Exercise aim:
Below is a set of records; print all of them exactly as written.
=== Supplied records ===
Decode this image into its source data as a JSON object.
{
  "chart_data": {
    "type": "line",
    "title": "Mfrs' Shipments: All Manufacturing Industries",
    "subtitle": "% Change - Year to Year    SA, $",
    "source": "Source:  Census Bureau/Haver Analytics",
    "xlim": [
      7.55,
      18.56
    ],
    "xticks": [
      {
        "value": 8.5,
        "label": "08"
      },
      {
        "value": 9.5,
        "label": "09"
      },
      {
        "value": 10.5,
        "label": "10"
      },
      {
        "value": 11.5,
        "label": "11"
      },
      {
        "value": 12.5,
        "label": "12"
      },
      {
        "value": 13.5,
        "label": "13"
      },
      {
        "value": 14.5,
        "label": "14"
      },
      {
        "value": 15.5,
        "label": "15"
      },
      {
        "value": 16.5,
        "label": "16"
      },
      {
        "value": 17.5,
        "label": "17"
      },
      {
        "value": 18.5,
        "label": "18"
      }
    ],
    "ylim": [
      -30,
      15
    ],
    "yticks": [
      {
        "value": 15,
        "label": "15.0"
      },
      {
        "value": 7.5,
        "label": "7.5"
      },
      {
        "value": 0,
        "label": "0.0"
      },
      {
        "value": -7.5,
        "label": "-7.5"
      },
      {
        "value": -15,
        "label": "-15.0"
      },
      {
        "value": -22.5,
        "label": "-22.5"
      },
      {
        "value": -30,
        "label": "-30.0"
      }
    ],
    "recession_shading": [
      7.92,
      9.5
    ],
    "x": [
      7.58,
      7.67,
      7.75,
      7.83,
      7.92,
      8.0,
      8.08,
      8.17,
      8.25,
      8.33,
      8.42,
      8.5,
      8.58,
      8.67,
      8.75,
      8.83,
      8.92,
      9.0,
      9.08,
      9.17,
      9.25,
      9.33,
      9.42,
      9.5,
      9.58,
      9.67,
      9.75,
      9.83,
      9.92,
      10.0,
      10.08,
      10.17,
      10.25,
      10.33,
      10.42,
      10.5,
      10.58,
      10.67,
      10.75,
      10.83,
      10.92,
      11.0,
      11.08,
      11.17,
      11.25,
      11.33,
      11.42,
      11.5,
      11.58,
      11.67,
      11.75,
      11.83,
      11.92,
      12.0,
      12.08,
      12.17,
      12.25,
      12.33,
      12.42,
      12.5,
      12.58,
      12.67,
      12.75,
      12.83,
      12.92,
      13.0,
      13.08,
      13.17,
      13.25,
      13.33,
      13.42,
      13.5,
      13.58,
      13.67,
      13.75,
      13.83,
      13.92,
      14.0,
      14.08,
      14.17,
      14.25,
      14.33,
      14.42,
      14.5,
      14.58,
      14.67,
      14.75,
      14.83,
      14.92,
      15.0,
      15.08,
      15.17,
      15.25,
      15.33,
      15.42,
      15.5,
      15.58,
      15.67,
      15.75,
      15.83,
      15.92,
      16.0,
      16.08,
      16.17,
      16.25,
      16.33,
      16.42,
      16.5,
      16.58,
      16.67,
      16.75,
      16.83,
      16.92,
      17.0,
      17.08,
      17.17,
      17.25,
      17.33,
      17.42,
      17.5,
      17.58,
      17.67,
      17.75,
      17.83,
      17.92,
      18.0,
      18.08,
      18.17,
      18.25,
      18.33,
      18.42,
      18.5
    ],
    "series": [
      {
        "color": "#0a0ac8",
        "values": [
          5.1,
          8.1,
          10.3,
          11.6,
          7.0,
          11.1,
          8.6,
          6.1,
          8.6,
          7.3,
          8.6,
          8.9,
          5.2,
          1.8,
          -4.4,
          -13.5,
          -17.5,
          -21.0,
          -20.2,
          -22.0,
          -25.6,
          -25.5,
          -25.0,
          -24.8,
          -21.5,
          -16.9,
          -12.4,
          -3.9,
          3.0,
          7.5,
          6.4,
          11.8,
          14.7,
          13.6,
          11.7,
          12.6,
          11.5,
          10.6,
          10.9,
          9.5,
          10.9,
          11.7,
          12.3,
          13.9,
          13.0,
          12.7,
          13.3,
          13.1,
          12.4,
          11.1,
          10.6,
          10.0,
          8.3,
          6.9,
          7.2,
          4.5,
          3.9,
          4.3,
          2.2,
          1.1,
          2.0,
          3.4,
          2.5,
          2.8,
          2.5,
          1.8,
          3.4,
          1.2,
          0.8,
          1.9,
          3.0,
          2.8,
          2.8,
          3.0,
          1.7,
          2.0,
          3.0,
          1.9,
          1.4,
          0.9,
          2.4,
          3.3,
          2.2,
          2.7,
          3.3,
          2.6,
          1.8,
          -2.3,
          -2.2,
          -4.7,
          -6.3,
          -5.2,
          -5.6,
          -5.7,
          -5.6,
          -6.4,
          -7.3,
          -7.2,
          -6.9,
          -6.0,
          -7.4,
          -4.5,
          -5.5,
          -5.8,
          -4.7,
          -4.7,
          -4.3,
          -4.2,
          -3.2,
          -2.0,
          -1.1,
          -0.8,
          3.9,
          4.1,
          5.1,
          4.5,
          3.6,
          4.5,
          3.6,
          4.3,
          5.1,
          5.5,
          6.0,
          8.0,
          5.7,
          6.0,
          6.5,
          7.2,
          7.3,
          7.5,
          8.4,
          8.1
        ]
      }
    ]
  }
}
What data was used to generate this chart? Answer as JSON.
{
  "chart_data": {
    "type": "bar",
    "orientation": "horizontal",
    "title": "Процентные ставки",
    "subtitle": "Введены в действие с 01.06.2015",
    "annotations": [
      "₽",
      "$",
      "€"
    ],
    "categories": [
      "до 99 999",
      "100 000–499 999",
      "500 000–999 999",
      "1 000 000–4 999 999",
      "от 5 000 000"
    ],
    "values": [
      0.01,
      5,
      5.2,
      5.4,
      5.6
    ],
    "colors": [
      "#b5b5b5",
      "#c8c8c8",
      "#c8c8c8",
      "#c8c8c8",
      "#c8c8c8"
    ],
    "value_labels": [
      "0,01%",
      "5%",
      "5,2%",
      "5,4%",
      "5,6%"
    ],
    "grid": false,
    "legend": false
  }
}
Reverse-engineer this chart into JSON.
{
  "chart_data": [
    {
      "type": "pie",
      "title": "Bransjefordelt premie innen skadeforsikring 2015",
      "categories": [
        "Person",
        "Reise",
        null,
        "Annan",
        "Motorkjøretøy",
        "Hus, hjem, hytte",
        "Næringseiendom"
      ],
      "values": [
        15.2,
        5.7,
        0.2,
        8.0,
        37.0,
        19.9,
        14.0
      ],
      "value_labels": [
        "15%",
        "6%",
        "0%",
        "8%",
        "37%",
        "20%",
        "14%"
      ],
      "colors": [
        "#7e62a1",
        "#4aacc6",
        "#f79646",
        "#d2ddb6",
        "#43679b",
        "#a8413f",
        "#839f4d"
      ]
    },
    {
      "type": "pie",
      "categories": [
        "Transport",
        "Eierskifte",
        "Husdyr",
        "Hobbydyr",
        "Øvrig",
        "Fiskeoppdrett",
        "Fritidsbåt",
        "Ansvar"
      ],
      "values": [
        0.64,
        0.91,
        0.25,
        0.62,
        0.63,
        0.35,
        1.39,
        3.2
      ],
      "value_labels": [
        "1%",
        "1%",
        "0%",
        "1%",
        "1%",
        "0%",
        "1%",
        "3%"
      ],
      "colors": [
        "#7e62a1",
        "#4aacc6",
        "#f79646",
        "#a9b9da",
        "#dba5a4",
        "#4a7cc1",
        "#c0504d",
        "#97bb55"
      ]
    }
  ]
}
===
Task answer:
Decode this image into its source data as a JSON object.
{
  "chart_data": {
    "type": "line",
    "title": "Mfrs' Shipments: All Manufacturing Industries",
    "subtitle": "% Change - Year to Year    SA, $",
    "source": "Source:  Census Bureau/Haver Analytics",
    "xlim": [
      7.55,
      18.56
    ],
    "xticks": [
      {
        "value": 8.5,
        "label": "08"
      },
      {
        "value": 9.5,
        "label": "09"
      },
      {
        "value": 10.5,
        "label": "10"
      },
      {
        "value": 11.5,
        "label": "11"
      },
      {
        "value": 12.5,
        "label": "12"
      },
      {
        "value": 13.5,
        "label": "13"
      },
      {
        "value": 14.5,
        "label": "14"
      },
      {
        "value": 15.5,
        "label": "15"
      },
      {
        "value": 16.5,
        "label": "16"
      },
      {
        "value": 17.5,
        "label": "17"
      },
      {
        "value": 18.5,
        "label": "18"
      }
    ],
    "ylim": [
      -30,
      15
    ],
    "yticks": [
      {
        "value": 15,
        "label": "15.0"
      },
      {
        "value": 7.5,
        "label": "7.5"
      },
      {
        "value": 0,
        "label": "0.0"
      },
      {
        "value": -7.5,
        "label": "-7.5"
      },
      {
        "value": -15,
        "label": "-15.0"
      },
      {
        "value": -22.5,
        "label": "-22.5"
      },
      {
        "value": -30,
        "label": "-30.0"
      }
    ],
    "recession_shading": [
      7.92,
      9.5
    ],
    "x": [
      7.58,
      7.67,
      7.75,
      7.83,
      7.92,
      8.0,
      8.08,
      8.17,
      8.25,
      8.33,
      8.42,
      8.5,
      8.58,
      8.67,
      8.75,
      8.83,
      8.92,
      9.0,
      9.08,
      9.17,
      9.25,
      9.33,
      9.42,
      9.5,
      9.58,
      9.67,
      9.75,
      9.83,
      9.92,
      10.0,
      10.08,
      10.17,
      10.25,
      10.33,
      10.42,
      10.5,
      10.58,
      10.67,
      10.75,
      10.83,
      10.92,
      11.0,
      11.08,
      11.17,
      11.25,
      11.33,
      11.42,
      11.5,
      11.58,
      11.67,
      11.75,
      11.83,
      11.92,
      12.0,
      12.08,
      12.17,
      12.25,
      12.33,
      12.42,
      12.5,
      12.58,
      12.67,
      12.75,
      12.83,
      12.92,
      13.0,
      13.08,
      13.17,
      13.25,
      13.33,
      13.42,
      13.5,
      13.58,
      13.67,
      13.75,
      13.83,
      13.92,
      14.0,
      14.08,
      14.17,
      14.25,
      14.33,
      14.42,
      14.5,
      14.58,
      14.67,
      14.75,
      14.83,
      14.92,
      15.0,
      15.08,
      15.17,
      15.25,
      15.33,
      15.42,
      15.5,
      15.58,
      15.67,
      15.75,
      15.83,
      15.92,
      16.0,
      16.08,
      16.17,
      16.25,
      16.33,
      16.42,
      16.5,
      16.58,
      16.67,
      16.75,
      16.83,
      16.92,
      17.0,
      17.08,
      17.17,
      17.25,
      17.33,
      17.42,
      17.5,
      17.58,
      17.67,
      17.75,
      17.83,
      17.92,
      18.0,
      18.08,
      18.17,
      18.25,
      18.33,
      18.42,
      18.5
    ],
    "series": [
      {
        "color": "#0a0ac8",
        "values": [
          5.1,
          8.1,
          10.3,
          11.6,
          7.0,
          11.1,
          8.6,
          6.1,
          8.6,
          7.3,
          8.6,
          8.9,
          5.2,
          1.8,
          -4.4,
          -13.5,
          -17.5,
          -21.0,
          -20.2,
          -22.0,
          -25.6,
          -25.5,
          -25.0,
          -24.8,
          -21.5,
          -16.9,
          -12.4,
          -3.9,
          3.0,
          7.5,
          6.4,
          11.8,
          14.7,
          13.6,
          11.7,
          12.6,
          11.5,
          10.6,
          10.9,
          9.5,
          10.9,
          11.7,
          12.3,
          13.9,
          13.0,
          12.7,
          13.3,
          13.1,
          12.4,
          11.1,
          10.6,
          10.0,
          8.3,
          6.9,
          7.2,
          4.5,
          3.9,
          4.3,
          2.2,
          1.1,
          2.0,
          3.4,
          2.5,
          2.8,
          2.5,
          1.8,
          3.4,
          1.2,
          0.8,
          1.9,
          3.0,
          2.8,
          2.8,
          3.0,
          1.7,
          2.0,
          3.0,
          1.9,
          1.4,
          0.9,
          2.4,
          3.3,
          2.2,
          2.7,
          3.3,
          2.6,
          1.8,
          -2.3,
          -2.2,
          -4.7,
          -6.3,
          -5.2,
          -5.6,
          -5.7,
          -5.6,
          -6.4,
          -7.3,
          -7.2,
          -6.9,
          -6.0,
          -7.4,
          -4.5,
          -5.5,
          -5.8,
          -4.7,
          -4.7,
          -4.3,
          -4.2,
          -3.2,
          -2.0,
          -1.1,
          -0.8,
          3.9,
          4.1,
          5.1,
          4.5,
          3.6,
          4.5,
          3.6,
          4.3,
          5.1,
          5.5,
          6.0,
          8.0,
          5.7,
          6.0,
          6.5,
          7.2,
          7.3,
          7.5,
          8.4,
          8.1
        ]
      }
    ]
  }
}
What data was used to generate this chart? Answer as JSON.
{
  "chart_data": {
    "type": "bar",
    "orientation": "horizontal",
    "title": "Процентные ставки",
    "subtitle": "Введены в действие с 01.06.2015",
    "annotations": [
      "₽",
      "$",
      "€"
    ],
    "categories": [
      "до 99 999",
      "100 000–499 999",
      "500 000–999 999",
      "1 000 000–4 999 999",
      "от 5 000 000"
    ],
    "values": [
      0.01,
      5,
      5.2,
      5.4,
      5.6
    ],
    "colors": [
      "#b5b5b5",
      "#c8c8c8",
      "#c8c8c8",
      "#c8c8c8",
      "#c8c8c8"
    ],
    "value_labels": [
      "0,01%",
      "5%",
      "5,2%",
      "5,4%",
      "5,6%"
    ],
    "grid": false,
    "legend": false
  }
}
Reverse-engineer this chart into JSON.
{
  "chart_data": [
    {
      "type": "pie",
      "title": "Bransjefordelt premie innen skadeforsikring 2015",
      "categories": [
        "Person",
        "Reise",
        null,
        "Annan",
        "Motorkjøretøy",
        "Hus, hjem, hytte",
        "Næringseiendom"
      ],
      "values": [
        15.2,
        5.7,
        0.2,
        8.0,
        37.0,
        19.9,
        14.0
      ],
      "value_labels": [
        "15%",
        "6%",
        "0%",
        "8%",
        "37%",
        "20%",
        "14%"
      ],
      "colors": [
        "#7e62a1",
        "#4aacc6",
        "#f79646",
        "#d2ddb6",
        "#43679b",
        "#a8413f",
        "#839f4d"
      ]
    },
    {
      "type": "pie",
      "categories": [
        "Transport",
        "Eierskifte",
        "Husdyr",
        "Hobbydyr",
        "Øvrig",
        "Fiskeoppdrett",
        "Fritidsbåt",
        "Ansvar"
      ],
      "values": [
        0.64,
        0.91,
        0.25,
        0.62,
        0.63,
        0.35,
        1.39,
        3.2
      ],
      "value_labels": [
        "1%",
        "1%",
        "0%",
        "1%",
        "1%",
        "0%",
        "1%",
        "3%"
      ],
      "colors": [
        "#7e62a1",
        "#4aacc6",
        "#f79646",
        "#a9b9da",
        "#dba5a4",
        "#4a7cc1",
        "#c0504d",
        "#97bb55"
      ]
    }
  ]
}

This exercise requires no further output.